Conference spaces should not be used for research surveys at this time as cleaning procedures would be cumbersome.
After June 1, will research involving COVID-19 patients be separated in space from non-COVID-19 patients?
Yes, we are working on designating specific areas for research visits with COVID-19-positive subjects. At present, the Clinical Research Center has a separate area (including a separate entrance) for studies with COVID-19-positive subjects and the Vaccine Trial and Evaluations Unit also has a separate area. We are working on other spaces as the need arises.
How can I get surgical procedure masks?
If your department does not have a supply of surgical masks, please connect with your normal supply chain contact to order. If you don’t regularly work with supply chain, email firstname.lastname@example.org if you work on the medical campus or Greg Meyer (email@example.com) if you work on the river campus.
Can I get N95 masks for special circumstances (in person visits with at-risk study participants, collecting biospecimens from subjects, etc.)?
N95 masks are only required for high risk procedures in clinical areas and need to be reserved for those procedures only.
Can the medical center assist in purchasing thermometers for staff to use at home?
Thermometers for home use may be purchased through the hospital store or pharmacy. Touchless infrared thermometers will be made available to research departments and centers.
How can I switch to performing research visits remotely?
Contact your study sponsor and the reviewing IRB to discuss how best to move forward with performing remote research visits, when possible. Given that we expect this to be a temporary situation, a protocol modification may not be necessary. Sponsors may grant protocol waivers to conduct research in this manner and IRBs may allow for missed assessments and missed visits to be documented and submitted as protocol deviations as this is a required change to research to eliminate apparent hazards to research subjects. The most important aspect is to discuss these issues with both parties. For those studies where WIRB is serving as the IRB of record, please see the guidance on study modifications and documentation.
What technology and facilities are available to conduct remote visits with study subjects and/or study monitors?
Telephone conferencing and Zoom can be used to communicate with subjects, depending upon the subject’s resources. Zoom can be used for meetings with monitors and to enable monitor review of source documents. It is critical for the University of Rochester and URMC’s meeting hosts to ensure their Zoom settings are configured to prevent unwanted attendees or content from disrupting the meeting. The URMC version of Zoom is HIPAA compliant, but not the River Campus version. Please read the Zoom page carefully, and log in using your URMC login. Additional guidance on how to secure your Zoom meeting is available. If you are new to utilizing Zoom, the Office for Faculty Development’s ‘Introduction to URMC Zoom and Telemedicine’ recording is also available.
If it is not feasible to use Zoom for monitoring in a particular study, eRecord access may be an option in some circumstances. Please request eRecord access. Note: this form requires signatures of the PI, department program administrator or the administrator’s designee. Typical processing time is two weeks, subject to resource prioritization during the COVID-19 emergency. If you have questions, please email Kathleen_tranelli@urmc.rochester.edu.
Can oral investigational drug be shipped directly to a study participant?
Upon documented sponsor approval, the Investigational Drug Services may ship oral investigational agents directly to patients. After approval by the study sponsor and the IRB, you may consider shipping multiple treatment cycles to study patients or dispensing multiple treatment cycles to patients who are able to initially return to the treatment site, if feasible based on supply availability and protocol requirements. Please document these decisions and any communication with sponsors and/or CROs and study subjects, and continue to follow good documentation processes for drug management and accountability.

» Excerpted data:

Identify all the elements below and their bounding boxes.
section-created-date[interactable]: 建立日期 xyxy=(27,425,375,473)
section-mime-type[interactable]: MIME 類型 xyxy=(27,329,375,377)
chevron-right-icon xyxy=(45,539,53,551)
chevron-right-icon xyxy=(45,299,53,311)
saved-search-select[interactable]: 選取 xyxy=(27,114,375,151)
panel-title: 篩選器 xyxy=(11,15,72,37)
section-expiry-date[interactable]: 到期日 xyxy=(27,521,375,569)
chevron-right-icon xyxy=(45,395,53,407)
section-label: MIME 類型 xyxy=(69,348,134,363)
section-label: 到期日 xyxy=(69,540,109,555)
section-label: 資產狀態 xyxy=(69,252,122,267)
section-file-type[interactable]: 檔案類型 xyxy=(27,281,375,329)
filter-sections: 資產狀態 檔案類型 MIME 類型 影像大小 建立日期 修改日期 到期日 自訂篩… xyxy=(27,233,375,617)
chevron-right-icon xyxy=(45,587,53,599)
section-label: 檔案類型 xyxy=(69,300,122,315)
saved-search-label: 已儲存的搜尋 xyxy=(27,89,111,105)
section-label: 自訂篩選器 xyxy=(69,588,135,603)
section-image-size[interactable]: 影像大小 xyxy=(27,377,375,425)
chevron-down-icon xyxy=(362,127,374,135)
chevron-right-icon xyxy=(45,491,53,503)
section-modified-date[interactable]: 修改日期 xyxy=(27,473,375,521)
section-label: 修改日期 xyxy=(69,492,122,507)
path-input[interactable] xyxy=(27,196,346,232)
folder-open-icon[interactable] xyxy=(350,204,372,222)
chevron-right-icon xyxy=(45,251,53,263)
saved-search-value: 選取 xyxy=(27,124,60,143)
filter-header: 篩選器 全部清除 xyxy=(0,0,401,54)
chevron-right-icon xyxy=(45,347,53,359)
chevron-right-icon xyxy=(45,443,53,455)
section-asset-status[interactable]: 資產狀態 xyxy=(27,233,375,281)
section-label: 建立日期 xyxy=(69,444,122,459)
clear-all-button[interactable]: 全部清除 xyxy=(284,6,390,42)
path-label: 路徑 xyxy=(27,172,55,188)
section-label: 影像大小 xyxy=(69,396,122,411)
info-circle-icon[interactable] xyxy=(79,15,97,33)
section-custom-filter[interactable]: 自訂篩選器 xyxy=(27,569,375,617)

» Things to do:
(a) In the research FAQ, which unit besides the Clinical Research Center has a separate area for studies with COVID-19-positive subjects?
(b) From the research FAQ, write out the passage that begins at the words "Yes, we are" and stops after "the river campus.", changing "supply chain" to "purchasing" throughout.

» Answers:
(a) The Vaccine Trial and Evaluations Unit.

(b)
Yes, we are working on designating specific areas for research visits with COVID-19-positive subjects. At present, the Clinical Research Center has a separate area (including a separate entrance) for studies with COVID-19-positive subjects and the Vaccine Trial and Evaluations Unit also has a separate area. We are working on other spaces as the need arises.
How can I get surgical procedure masks?
If your department does not have a supply of surgical masks, please connect with your normal purchasing contact to order. If you don’t regularly work with purchasing, email firstname.lastname@example.org if you work on the medical campus or Greg Meyer (email@example.com) if you work on the river campus.